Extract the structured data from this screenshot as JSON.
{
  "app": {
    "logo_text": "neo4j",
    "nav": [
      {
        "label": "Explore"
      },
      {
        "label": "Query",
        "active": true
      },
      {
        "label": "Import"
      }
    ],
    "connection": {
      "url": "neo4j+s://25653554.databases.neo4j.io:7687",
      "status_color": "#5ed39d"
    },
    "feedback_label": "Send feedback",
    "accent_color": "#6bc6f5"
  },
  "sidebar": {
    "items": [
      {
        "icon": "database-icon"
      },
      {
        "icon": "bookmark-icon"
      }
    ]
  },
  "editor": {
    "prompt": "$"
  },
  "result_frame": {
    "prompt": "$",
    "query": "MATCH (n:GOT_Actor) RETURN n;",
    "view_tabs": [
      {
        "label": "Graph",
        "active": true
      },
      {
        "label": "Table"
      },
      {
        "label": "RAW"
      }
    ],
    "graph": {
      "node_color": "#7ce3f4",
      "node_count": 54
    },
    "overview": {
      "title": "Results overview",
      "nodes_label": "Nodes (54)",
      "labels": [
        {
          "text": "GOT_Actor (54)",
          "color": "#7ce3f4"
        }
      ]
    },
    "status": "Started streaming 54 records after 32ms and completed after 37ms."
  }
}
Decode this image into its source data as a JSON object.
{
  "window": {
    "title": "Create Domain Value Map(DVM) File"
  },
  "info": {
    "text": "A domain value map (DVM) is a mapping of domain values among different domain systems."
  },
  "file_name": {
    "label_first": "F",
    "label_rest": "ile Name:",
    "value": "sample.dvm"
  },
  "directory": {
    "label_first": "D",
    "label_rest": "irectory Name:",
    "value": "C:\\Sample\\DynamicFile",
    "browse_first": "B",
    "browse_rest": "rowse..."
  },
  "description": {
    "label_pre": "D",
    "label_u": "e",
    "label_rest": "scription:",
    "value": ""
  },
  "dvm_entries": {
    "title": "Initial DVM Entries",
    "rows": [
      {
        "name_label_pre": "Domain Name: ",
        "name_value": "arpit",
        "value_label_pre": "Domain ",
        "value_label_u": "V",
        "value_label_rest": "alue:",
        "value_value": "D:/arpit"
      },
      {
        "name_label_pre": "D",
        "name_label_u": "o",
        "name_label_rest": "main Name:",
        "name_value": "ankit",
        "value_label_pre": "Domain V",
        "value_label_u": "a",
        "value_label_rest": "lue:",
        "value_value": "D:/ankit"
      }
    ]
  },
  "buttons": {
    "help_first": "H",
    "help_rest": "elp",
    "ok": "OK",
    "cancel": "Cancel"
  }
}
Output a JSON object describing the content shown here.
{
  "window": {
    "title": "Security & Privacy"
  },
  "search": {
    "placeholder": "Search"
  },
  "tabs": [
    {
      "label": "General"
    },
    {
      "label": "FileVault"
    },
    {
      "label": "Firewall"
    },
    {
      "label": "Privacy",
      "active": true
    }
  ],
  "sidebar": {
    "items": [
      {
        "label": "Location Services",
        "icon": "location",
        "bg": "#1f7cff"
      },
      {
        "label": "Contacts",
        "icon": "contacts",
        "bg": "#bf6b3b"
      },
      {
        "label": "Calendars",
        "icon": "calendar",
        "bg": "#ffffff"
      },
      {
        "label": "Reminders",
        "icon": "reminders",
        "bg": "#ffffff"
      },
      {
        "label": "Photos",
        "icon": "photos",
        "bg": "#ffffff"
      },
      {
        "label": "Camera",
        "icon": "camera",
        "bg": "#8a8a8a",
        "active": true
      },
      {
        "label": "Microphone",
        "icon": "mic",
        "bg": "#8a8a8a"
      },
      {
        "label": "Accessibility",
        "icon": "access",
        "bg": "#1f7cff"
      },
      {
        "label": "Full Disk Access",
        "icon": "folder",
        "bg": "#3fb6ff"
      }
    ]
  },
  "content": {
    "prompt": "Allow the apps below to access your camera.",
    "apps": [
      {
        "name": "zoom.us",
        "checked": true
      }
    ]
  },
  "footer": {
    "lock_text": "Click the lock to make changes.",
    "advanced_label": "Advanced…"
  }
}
• • • •
=== Task to carry out ===
Restate the whole listing exactly, leaving out nothing.

=== Written reply ===
Extract the structured data from this screenshot as JSON.
{
  "app": {
    "logo_text": "neo4j",
    "nav": [
      {
        "label": "Explore"
      },
      {
        "label": "Query",
        "active": true
      },
      {
        "label": "Import"
      }
    ],
    "connection": {
      "url": "neo4j+s://25653554.databases.neo4j.io:7687",
      "status_color": "#5ed39d"
    },
    "feedback_label": "Send feedback",
    "accent_color": "#6bc6f5"
  },
  "sidebar": {
    "items": [
      {
        "icon": "database-icon"
      },
      {
        "icon": "bookmark-icon"
      }
    ]
  },
  "editor": {
    "prompt": "$"
  },
  "result_frame": {
    "prompt": "$",
    "query": "MATCH (n:GOT_Actor) RETURN n;",
    "view_tabs": [
      {
        "label": "Graph",
        "active": true
      },
      {
        "label": "Table"
      },
      {
        "label": "RAW"
      }
    ],
    "graph": {
      "node_color": "#7ce3f4",
      "node_count": 54
    },
    "overview": {
      "title": "Results overview",
      "nodes_label": "Nodes (54)",
      "labels": [
        {
          "text": "GOT_Actor (54)",
          "color": "#7ce3f4"
        }
      ]
    },
    "status": "Started streaming 54 records after 32ms and completed after 37ms."
  }
}
Decode this image into its source data as a JSON object.
{
  "window": {
    "title": "Create Domain Value Map(DVM) File"
  },
  "info": {
    "text": "A domain value map (DVM) is a mapping of domain values among different domain systems."
  },
  "file_name": {
    "label_first": "F",
    "label_rest": "ile Name:",
    "value": "sample.dvm"
  },
  "directory": {
    "label_first": "D",
    "label_rest": "irectory Name:",
    "value": "C:\\Sample\\DynamicFile",
    "browse_first": "B",
    "browse_rest": "rowse..."
  },
  "description": {
    "label_pre": "D",
    "label_u": "e",
    "label_rest": "scription:",
    "value": ""
  },
  "dvm_entries": {
    "title": "Initial DVM Entries",
    "rows": [
      {
        "name_label_pre": "Domain Name: ",
        "name_value": "arpit",
        "value_label_pre": "Domain ",
        "value_label_u": "V",
        "value_label_rest": "alue:",
        "value_value": "D:/arpit"
      },
      {
        "name_label_pre": "D",
        "name_label_u": "o",
        "name_label_rest": "main Name:",
        "name_value": "ankit",
        "value_label_pre": "Domain V",
        "value_label_u": "a",
        "value_label_rest": "lue:",
        "value_value": "D:/ankit"
      }
    ]
  },
  "buttons": {
    "help_first": "H",
    "help_rest": "elp",
    "ok": "OK",
    "cancel": "Cancel"
  }
}
Output a JSON object describing the content shown here.
{
  "window": {
    "title": "Security & Privacy"
  },
  "search": {
    "placeholder": "Search"
  },
  "tabs": [
    {
      "label": "General"
    },
    {
      "label": "FileVault"
    },
    {
      "label": "Firewall"
    },
    {
      "label": "Privacy",
      "active": true
    }
  ],
  "sidebar": {
    "items": [
      {
        "label": "Location Services",
        "icon": "location",
        "bg": "#1f7cff"
      },
      {
        "label": "Contacts",
        "icon": "contacts",
        "bg": "#bf6b3b"
      },
      {
        "label": "Calendars",
        "icon": "calendar",
        "bg": "#ffffff"
      },
      {
        "label": "Reminders",
        "icon": "reminders",
        "bg": "#ffffff"
      },
      {
        "label": "Photos",
        "icon": "photos",
        "bg": "#ffffff"
      },
      {
        "label": "Camera",
        "icon": "camera",
        "bg": "#8a8a8a",
        "active": true
      },
      {
        "label": "Microphone",
        "icon": "mic",
        "bg": "#8a8a8a"
      },
      {
        "label": "Accessibility",
        "icon": "access",
        "bg": "#1f7cff"
      },
      {
        "label": "Full Disk Access",
        "icon": "folder",
        "bg": "#3fb6ff"
      }
    ]
  },
  "content": {
    "prompt": "Allow the apps below to access your camera.",
    "apps": [
      {
        "name": "zoom.us",
        "checked": true
      }
    ]
  },
  "footer": {
    "lock_text": "Click the lock to make changes.",
    "advanced_label": "Advanced…"
  }
}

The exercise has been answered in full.